All lines featuring the string "this" are to be listed.

● **DATA LINES**:
+++++

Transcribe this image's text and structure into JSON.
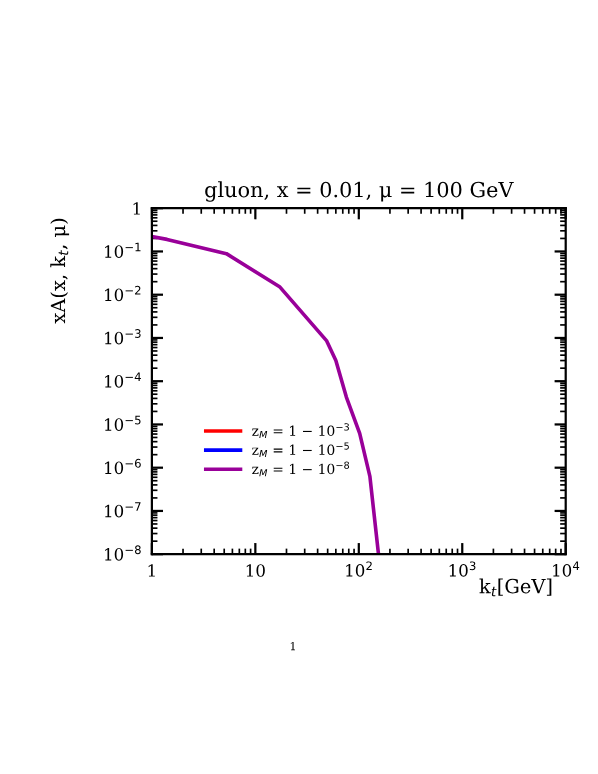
{
  "chart_data": {
    "type": "line",
    "title": "gluon, x = 0.01, μ = 100 GeV",
    "xlabel": "k$_{t}$[GeV]",
    "ylabel": "xA(x, k$_{t}$, μ)",
    "x": [
      1,
      1.4,
      5.25,
      17.3,
      48.7,
      60,
      75.8,
      102,
      128,
      155
    ],
    "series": [
      {
        "name": "z$_{M}$ = 1 − 10$^{−3}$",
        "color": "#ff0000",
        "values": [
          null,
          null,
          null,
          null,
          null,
          null,
          null,
          null,
          null,
          null
        ]
      },
      {
        "name": "z$_{M}$ = 1 − 10$^{−5}$",
        "color": "#0000ff",
        "values": [
          null,
          null,
          null,
          null,
          null,
          null,
          null,
          null,
          null,
          null
        ]
      },
      {
        "name": "z$_{M}$ = 1 − 10$^{−8}$",
        "color": "#990099",
        "values": [
          0.22,
          0.19,
          0.089,
          0.015,
          0.00087,
          0.0003,
          4.3e-05,
          6.2e-06,
          6.3e-07,
          1e-08
        ]
      }
    ],
    "log": "xy",
    "xlim": [
      1,
      10000
    ],
    "ylim": [
      1e-08,
      1
    ],
    "xticks": [
      1,
      10,
      {
        "value": 100,
        "label": "10$^{2}$"
      },
      {
        "value": 1000,
        "label": "10$^{3}$"
      },
      {
        "value": 10000,
        "label": "10$^{4}$"
      }
    ],
    "yticks": [
      {
        "value": 1e-08,
        "label": "10$^{−8}$"
      },
      {
        "value": 1e-07,
        "label": "10$^{−7}$"
      },
      {
        "value": 1e-06,
        "label": "10$^{−6}$"
      },
      {
        "value": 1e-05,
        "label": "10$^{−5}$"
      },
      {
        "value": 0.0001,
        "label": "10$^{−4}$"
      },
      {
        "value": 0.001,
        "label": "10$^{−3}$"
      },
      {
        "value": 0.01,
        "label": "10$^{−2}$"
      },
      {
        "value": 0.1,
        "label": "10$^{−1}$"
      },
      1
    ],
    "legend": "left",
    "grid": false,
    "marker": "none",
    "line_style": "solid",
    "annotations": [
      "1"
    ]
  }
}
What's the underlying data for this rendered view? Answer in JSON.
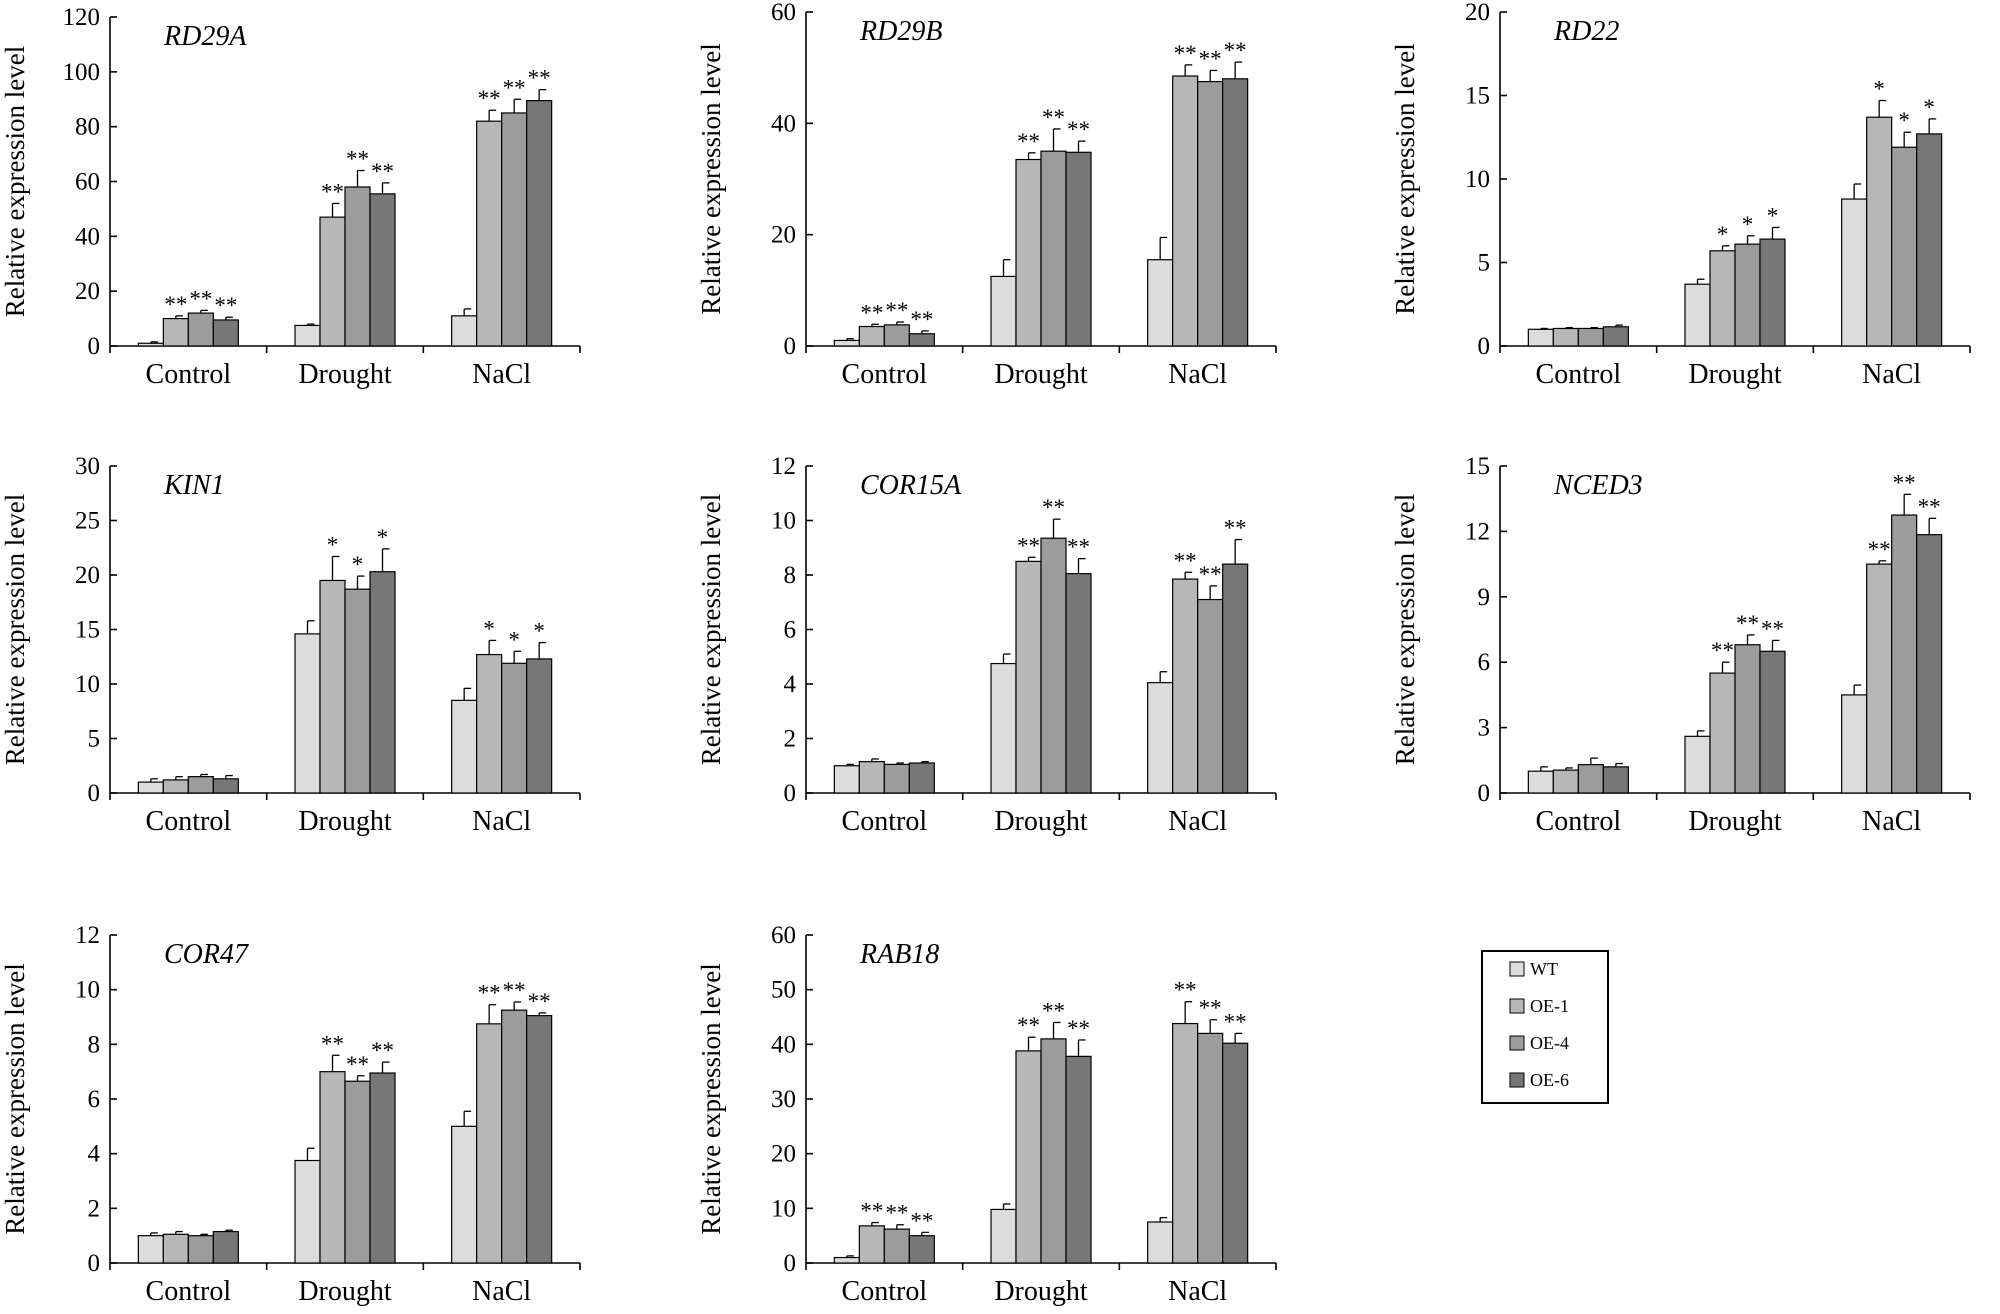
{
  "colors": {
    "WT": "#dcdcdc",
    "OE-1": "#b7b7b7",
    "OE-4": "#9c9c9c",
    "OE-6": "#777777"
  },
  "legend": [
    "WT",
    "OE-1",
    "OE-4",
    "OE-6"
  ],
  "chart_data": [
    {
      "type": "bar",
      "title": "RD29A",
      "ylabel": "Relative expression level",
      "ylim": [
        0,
        120
      ],
      "yticks": [
        "0",
        "20",
        "40",
        "60",
        "80",
        "100",
        "120"
      ],
      "categories": [
        "Control",
        "Drought",
        "NaCl"
      ],
      "series": [
        {
          "name": "WT",
          "values": [
            1,
            7.5,
            11
          ],
          "errors": [
            0.5,
            0.5,
            2.5
          ],
          "sig": [
            "",
            "",
            ""
          ]
        },
        {
          "name": "OE-1",
          "values": [
            10,
            47,
            82
          ],
          "errors": [
            1,
            5,
            4
          ],
          "sig": [
            "**",
            "**",
            "**"
          ]
        },
        {
          "name": "OE-4",
          "values": [
            12,
            58,
            85
          ],
          "errors": [
            1,
            6,
            5
          ],
          "sig": [
            "**",
            "**",
            "**"
          ]
        },
        {
          "name": "OE-6",
          "values": [
            9.5,
            55.5,
            89.5
          ],
          "errors": [
            1,
            4,
            4
          ],
          "sig": [
            "**",
            "**",
            "**"
          ]
        }
      ]
    },
    {
      "type": "bar",
      "title": "RD29B",
      "ylabel": "Relative expression level",
      "ylim": [
        0,
        60
      ],
      "yticks": [
        "0",
        "20",
        "40",
        "60"
      ],
      "categories": [
        "Control",
        "Drought",
        "NaCl"
      ],
      "series": [
        {
          "name": "WT",
          "values": [
            1,
            12.5,
            15.5
          ],
          "errors": [
            0.3,
            3,
            4
          ],
          "sig": [
            "",
            "",
            ""
          ]
        },
        {
          "name": "OE-1",
          "values": [
            3.5,
            33.5,
            48.5
          ],
          "errors": [
            0.4,
            1.2,
            2
          ],
          "sig": [
            "**",
            "**",
            "**"
          ]
        },
        {
          "name": "OE-4",
          "values": [
            3.8,
            35,
            47.5
          ],
          "errors": [
            0.5,
            4,
            2
          ],
          "sig": [
            "**",
            "**",
            "**"
          ]
        },
        {
          "name": "OE-6",
          "values": [
            2.2,
            34.8,
            48
          ],
          "errors": [
            0.5,
            2,
            3
          ],
          "sig": [
            "**",
            "**",
            "**"
          ]
        }
      ]
    },
    {
      "type": "bar",
      "title": "RD22",
      "ylabel": "Relative expression level",
      "ylim": [
        0,
        20
      ],
      "yticks": [
        "0",
        "5",
        "10",
        "15",
        "20"
      ],
      "categories": [
        "Control",
        "Drought",
        "NaCl"
      ],
      "series": [
        {
          "name": "WT",
          "values": [
            1,
            3.7,
            8.8
          ],
          "errors": [
            0.05,
            0.3,
            0.9
          ],
          "sig": [
            "",
            "",
            ""
          ]
        },
        {
          "name": "OE-1",
          "values": [
            1.05,
            5.7,
            13.7
          ],
          "errors": [
            0.05,
            0.3,
            1
          ],
          "sig": [
            "",
            "*",
            "*"
          ]
        },
        {
          "name": "OE-4",
          "values": [
            1.05,
            6.1,
            11.9
          ],
          "errors": [
            0.05,
            0.5,
            0.9
          ],
          "sig": [
            "",
            "*",
            "*"
          ]
        },
        {
          "name": "OE-6",
          "values": [
            1.15,
            6.4,
            12.7
          ],
          "errors": [
            0.1,
            0.7,
            0.9
          ],
          "sig": [
            "",
            "*",
            "*"
          ]
        }
      ]
    },
    {
      "type": "bar",
      "title": "KIN1",
      "ylabel": "Relative expression level",
      "ylim": [
        0,
        30
      ],
      "yticks": [
        "0",
        "5",
        "10",
        "15",
        "20",
        "25",
        "30"
      ],
      "categories": [
        "Control",
        "Drought",
        "NaCl"
      ],
      "series": [
        {
          "name": "WT",
          "values": [
            1,
            14.6,
            8.5
          ],
          "errors": [
            0.3,
            1.2,
            1.1
          ],
          "sig": [
            "",
            "",
            ""
          ]
        },
        {
          "name": "OE-1",
          "values": [
            1.2,
            19.5,
            12.7
          ],
          "errors": [
            0.3,
            2.2,
            1.3
          ],
          "sig": [
            "",
            "*",
            "*"
          ]
        },
        {
          "name": "OE-4",
          "values": [
            1.5,
            18.7,
            11.9
          ],
          "errors": [
            0.2,
            1.2,
            1.1
          ],
          "sig": [
            "",
            "*",
            "*"
          ]
        },
        {
          "name": "OE-6",
          "values": [
            1.3,
            20.3,
            12.3
          ],
          "errors": [
            0.3,
            2.1,
            1.5
          ],
          "sig": [
            "",
            "*",
            "*"
          ]
        }
      ]
    },
    {
      "type": "bar",
      "title": "COR15A",
      "ylabel": "Relative expression level",
      "ylim": [
        0,
        12
      ],
      "yticks": [
        "0",
        "2",
        "4",
        "6",
        "8",
        "10",
        "12"
      ],
      "categories": [
        "Control",
        "Drought",
        "NaCl"
      ],
      "series": [
        {
          "name": "WT",
          "values": [
            1,
            4.75,
            4.05
          ],
          "errors": [
            0.05,
            0.35,
            0.4
          ],
          "sig": [
            "",
            "",
            ""
          ]
        },
        {
          "name": "OE-1",
          "values": [
            1.15,
            8.5,
            7.85
          ],
          "errors": [
            0.1,
            0.15,
            0.25
          ],
          "sig": [
            "",
            "**",
            "**"
          ]
        },
        {
          "name": "OE-4",
          "values": [
            1.05,
            9.35,
            7.1
          ],
          "errors": [
            0.05,
            0.7,
            0.5
          ],
          "sig": [
            "",
            "**",
            "**"
          ]
        },
        {
          "name": "OE-6",
          "values": [
            1.1,
            8.05,
            8.4
          ],
          "errors": [
            0.05,
            0.55,
            0.9
          ],
          "sig": [
            "",
            "**",
            "**"
          ]
        }
      ]
    },
    {
      "type": "bar",
      "title": "NCED3",
      "ylabel": "Relative expression level",
      "ylim": [
        0,
        15
      ],
      "yticks": [
        "0",
        "3",
        "6",
        "9",
        "12",
        "15"
      ],
      "categories": [
        "Control",
        "Drought",
        "NaCl"
      ],
      "series": [
        {
          "name": "WT",
          "values": [
            1,
            2.6,
            4.5
          ],
          "errors": [
            0.2,
            0.25,
            0.45
          ],
          "sig": [
            "",
            "",
            ""
          ]
        },
        {
          "name": "OE-1",
          "values": [
            1.05,
            5.5,
            10.5
          ],
          "errors": [
            0.1,
            0.5,
            0.15
          ],
          "sig": [
            "",
            "**",
            "**"
          ]
        },
        {
          "name": "OE-4",
          "values": [
            1.3,
            6.8,
            12.75
          ],
          "errors": [
            0.3,
            0.45,
            0.95
          ],
          "sig": [
            "",
            "**",
            "**"
          ]
        },
        {
          "name": "OE-6",
          "values": [
            1.2,
            6.5,
            11.85
          ],
          "errors": [
            0.15,
            0.5,
            0.75
          ],
          "sig": [
            "",
            "**",
            "**"
          ]
        }
      ]
    },
    {
      "type": "bar",
      "title": "COR47",
      "ylabel": "Relative expression level",
      "ylim": [
        0,
        12
      ],
      "yticks": [
        "0",
        "2",
        "4",
        "6",
        "8",
        "10",
        "12"
      ],
      "categories": [
        "Control",
        "Drought",
        "NaCl"
      ],
      "series": [
        {
          "name": "WT",
          "values": [
            1,
            3.75,
            5
          ],
          "errors": [
            0.1,
            0.45,
            0.55
          ],
          "sig": [
            "",
            "",
            ""
          ]
        },
        {
          "name": "OE-1",
          "values": [
            1.05,
            7,
            8.75
          ],
          "errors": [
            0.1,
            0.6,
            0.7
          ],
          "sig": [
            "",
            "**",
            "**"
          ]
        },
        {
          "name": "OE-4",
          "values": [
            1,
            6.65,
            9.25
          ],
          "errors": [
            0.05,
            0.2,
            0.3
          ],
          "sig": [
            "",
            "**",
            "**"
          ]
        },
        {
          "name": "OE-6",
          "values": [
            1.15,
            6.95,
            9.05
          ],
          "errors": [
            0.05,
            0.4,
            0.1
          ],
          "sig": [
            "",
            "**",
            "**"
          ]
        }
      ]
    },
    {
      "type": "bar",
      "title": "RAB18",
      "ylabel": "Relative expression level",
      "ylim": [
        0,
        60
      ],
      "yticks": [
        "0",
        "10",
        "20",
        "30",
        "40",
        "50",
        "60"
      ],
      "categories": [
        "Control",
        "Drought",
        "NaCl"
      ],
      "series": [
        {
          "name": "WT",
          "values": [
            1,
            9.8,
            7.5
          ],
          "errors": [
            0.3,
            1,
            0.8
          ],
          "sig": [
            "",
            "",
            ""
          ]
        },
        {
          "name": "OE-1",
          "values": [
            6.8,
            38.8,
            43.8
          ],
          "errors": [
            0.6,
            2.5,
            4
          ],
          "sig": [
            "**",
            "**",
            "**"
          ]
        },
        {
          "name": "OE-4",
          "values": [
            6.2,
            41,
            42
          ],
          "errors": [
            0.8,
            3,
            2.5
          ],
          "sig": [
            "**",
            "**",
            "**"
          ]
        },
        {
          "name": "OE-6",
          "values": [
            5,
            37.8,
            40.2
          ],
          "errors": [
            0.6,
            3,
            1.8
          ],
          "sig": [
            "**",
            "**",
            "**"
          ]
        }
      ]
    }
  ]
}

+++++

● **SOLUTION TO THE EXERCISE**:
Transcribe this image's text and structure into JSON.
What's the underlying data for this rendered view? Answer in JSON.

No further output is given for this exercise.